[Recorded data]
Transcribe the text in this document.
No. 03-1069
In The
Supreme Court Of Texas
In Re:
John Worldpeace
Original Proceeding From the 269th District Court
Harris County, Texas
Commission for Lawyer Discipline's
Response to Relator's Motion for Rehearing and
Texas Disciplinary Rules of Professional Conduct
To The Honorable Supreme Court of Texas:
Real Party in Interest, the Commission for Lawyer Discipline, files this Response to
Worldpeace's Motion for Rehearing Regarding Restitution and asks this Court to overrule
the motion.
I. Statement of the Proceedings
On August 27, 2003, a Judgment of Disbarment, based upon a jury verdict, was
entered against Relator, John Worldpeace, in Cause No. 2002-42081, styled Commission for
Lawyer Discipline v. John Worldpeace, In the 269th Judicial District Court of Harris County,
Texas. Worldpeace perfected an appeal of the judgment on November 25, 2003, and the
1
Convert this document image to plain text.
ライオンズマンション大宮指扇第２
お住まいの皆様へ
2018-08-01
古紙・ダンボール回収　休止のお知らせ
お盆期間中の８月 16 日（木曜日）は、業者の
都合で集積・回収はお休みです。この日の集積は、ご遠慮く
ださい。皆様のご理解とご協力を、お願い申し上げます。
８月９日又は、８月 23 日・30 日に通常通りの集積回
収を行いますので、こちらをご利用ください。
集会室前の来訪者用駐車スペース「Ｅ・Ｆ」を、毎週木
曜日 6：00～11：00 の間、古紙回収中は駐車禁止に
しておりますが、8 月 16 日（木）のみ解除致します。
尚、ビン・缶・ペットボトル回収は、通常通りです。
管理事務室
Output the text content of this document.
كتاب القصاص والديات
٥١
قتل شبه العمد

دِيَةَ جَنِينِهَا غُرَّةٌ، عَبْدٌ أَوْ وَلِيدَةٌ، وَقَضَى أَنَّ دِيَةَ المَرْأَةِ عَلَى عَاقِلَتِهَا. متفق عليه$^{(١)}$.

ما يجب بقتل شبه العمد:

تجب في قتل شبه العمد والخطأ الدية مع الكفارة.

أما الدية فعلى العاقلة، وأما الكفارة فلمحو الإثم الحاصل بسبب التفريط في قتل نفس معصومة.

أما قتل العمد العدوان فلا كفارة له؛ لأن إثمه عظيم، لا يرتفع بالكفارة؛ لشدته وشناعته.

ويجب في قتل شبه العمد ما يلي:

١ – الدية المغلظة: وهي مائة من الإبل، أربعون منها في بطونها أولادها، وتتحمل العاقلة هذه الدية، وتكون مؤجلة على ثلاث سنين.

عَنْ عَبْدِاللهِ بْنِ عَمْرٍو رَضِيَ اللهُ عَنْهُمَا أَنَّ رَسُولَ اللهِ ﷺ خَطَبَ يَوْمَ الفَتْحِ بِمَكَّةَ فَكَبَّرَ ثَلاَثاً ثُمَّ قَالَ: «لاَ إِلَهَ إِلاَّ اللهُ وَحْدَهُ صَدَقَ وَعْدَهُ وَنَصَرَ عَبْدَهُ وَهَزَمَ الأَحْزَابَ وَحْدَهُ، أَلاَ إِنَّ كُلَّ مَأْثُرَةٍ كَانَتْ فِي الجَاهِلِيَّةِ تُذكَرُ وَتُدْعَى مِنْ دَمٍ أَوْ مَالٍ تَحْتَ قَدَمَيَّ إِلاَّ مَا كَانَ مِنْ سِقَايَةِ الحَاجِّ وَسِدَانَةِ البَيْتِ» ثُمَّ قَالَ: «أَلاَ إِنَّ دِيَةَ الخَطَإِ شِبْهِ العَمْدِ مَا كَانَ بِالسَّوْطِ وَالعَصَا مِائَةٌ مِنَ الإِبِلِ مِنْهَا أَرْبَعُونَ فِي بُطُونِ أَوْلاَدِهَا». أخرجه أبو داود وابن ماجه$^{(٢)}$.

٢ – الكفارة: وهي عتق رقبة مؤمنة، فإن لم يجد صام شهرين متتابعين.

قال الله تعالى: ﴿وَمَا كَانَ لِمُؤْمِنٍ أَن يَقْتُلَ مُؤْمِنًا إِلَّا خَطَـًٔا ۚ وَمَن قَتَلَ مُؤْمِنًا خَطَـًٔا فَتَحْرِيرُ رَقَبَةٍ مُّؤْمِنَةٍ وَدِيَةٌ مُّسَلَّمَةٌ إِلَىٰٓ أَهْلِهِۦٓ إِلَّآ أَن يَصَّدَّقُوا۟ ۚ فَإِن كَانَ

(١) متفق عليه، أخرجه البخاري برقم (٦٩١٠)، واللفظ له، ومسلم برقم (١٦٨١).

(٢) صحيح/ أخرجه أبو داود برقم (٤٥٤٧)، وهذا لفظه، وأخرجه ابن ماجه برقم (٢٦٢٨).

**SHORT EXERCISE**
Write out all the data again, exactly as it appears.

**THE RESPONSE**
Transcribe the text in this document.
No. 03-1069
In The
Supreme Court Of Texas
In Re:
John Worldpeace
Original Proceeding From the 269th District Court
Harris County, Texas
Commission for Lawyer Discipline's
Response to Relator's Motion for Rehearing and
Texas Disciplinary Rules of Professional Conduct
To The Honorable Supreme Court of Texas:
Real Party in Interest, the Commission for Lawyer Discipline, files this Response to
Worldpeace's Motion for Rehearing Regarding Restitution and asks this Court to overrule
the motion.
I. Statement of the Proceedings
On August 27, 2003, a Judgment of Disbarment, based upon a jury verdict, was
entered against Relator, John Worldpeace, in Cause No. 2002-42081, styled Commission for
Lawyer Discipline v. John Worldpeace, In the 269th Judicial District Court of Harris County,
Texas. Worldpeace perfected an appeal of the judgment on November 25, 2003, and the
1
Convert this document image to plain text.
ライオンズマンション大宮指扇第２
お住まいの皆様へ
2018-08-01
古紙・ダンボール回収　休止のお知らせ
お盆期間中の８月 16 日（木曜日）は、業者の
都合で集積・回収はお休みです。この日の集積は、ご遠慮く
ださい。皆様のご理解とご協力を、お願い申し上げます。
８月９日又は、８月 23 日・30 日に通常通りの集積回
収を行いますので、こちらをご利用ください。
集会室前の来訪者用駐車スペース「Ｅ・Ｆ」を、毎週木
曜日 6：00～11：00 の間、古紙回収中は駐車禁止に
しておりますが、8 月 16 日（木）のみ解除致します。
尚、ビン・缶・ペットボトル回収は、通常通りです。
管理事務室
Output the text content of this document.
كتاب القصاص والديات
٥١
قتل شبه العمد

دِيَةَ جَنِينِهَا غُرَّةٌ، عَبْدٌ أَوْ وَلِيدَةٌ، وَقَضَى أَنَّ دِيَةَ المَرْأَةِ عَلَى عَاقِلَتِهَا. متفق عليه$^{(١)}$.

ما يجب بقتل شبه العمد:

تجب في قتل شبه العمد والخطأ الدية مع الكفارة.

أما الدية فعلى العاقلة، وأما الكفارة فلمحو الإثم الحاصل بسبب التفريط في قتل نفس معصومة.

أما قتل العمد العدوان فلا كفارة له؛ لأن إثمه عظيم، لا يرتفع بالكفارة؛ لشدته وشناعته.

ويجب في قتل شبه العمد ما يلي:

١ – الدية المغلظة: وهي مائة من الإبل، أربعون منها في بطونها أولادها، وتتحمل العاقلة هذه الدية، وتكون مؤجلة على ثلاث سنين.

عَنْ عَبْدِاللهِ بْنِ عَمْرٍو رَضِيَ اللهُ عَنْهُمَا أَنَّ رَسُولَ اللهِ ﷺ خَطَبَ يَوْمَ الفَتْحِ بِمَكَّةَ فَكَبَّرَ ثَلاَثاً ثُمَّ قَالَ: «لاَ إِلَهَ إِلاَّ اللهُ وَحْدَهُ صَدَقَ وَعْدَهُ وَنَصَرَ عَبْدَهُ وَهَزَمَ الأَحْزَابَ وَحْدَهُ، أَلاَ إِنَّ كُلَّ مَأْثُرَةٍ كَانَتْ فِي الجَاهِلِيَّةِ تُذكَرُ وَتُدْعَى مِنْ دَمٍ أَوْ مَالٍ تَحْتَ قَدَمَيَّ إِلاَّ مَا كَانَ مِنْ سِقَايَةِ الحَاجِّ وَسِدَانَةِ البَيْتِ» ثُمَّ قَالَ: «أَلاَ إِنَّ دِيَةَ الخَطَإِ شِبْهِ العَمْدِ مَا كَانَ بِالسَّوْطِ وَالعَصَا مِائَةٌ مِنَ الإِبِلِ مِنْهَا أَرْبَعُونَ فِي بُطُونِ أَوْلاَدِهَا». أخرجه أبو داود وابن ماجه$^{(٢)}$.

٢ – الكفارة: وهي عتق رقبة مؤمنة، فإن لم يجد صام شهرين متتابعين.

قال الله تعالى: ﴿وَمَا كَانَ لِمُؤْمِنٍ أَن يَقْتُلَ مُؤْمِنًا إِلَّا خَطَـًٔا ۚ وَمَن قَتَلَ مُؤْمِنًا خَطَـًٔا فَتَحْرِيرُ رَقَبَةٍ مُّؤْمِنَةٍ وَدِيَةٌ مُّسَلَّمَةٌ إِلَىٰٓ أَهْلِهِۦٓ إِلَّآ أَن يَصَّدَّقُوا۟ ۚ فَإِن كَانَ

(١) متفق عليه، أخرجه البخاري برقم (٦٩١٠)، واللفظ له، ومسلم برقم (١٦٨١).

(٢) صحيح/ أخرجه أبو داود برقم (٤٥٤٧)، وهذا لفظه، وأخرجه ابن ماجه برقم (٢٦٢٨).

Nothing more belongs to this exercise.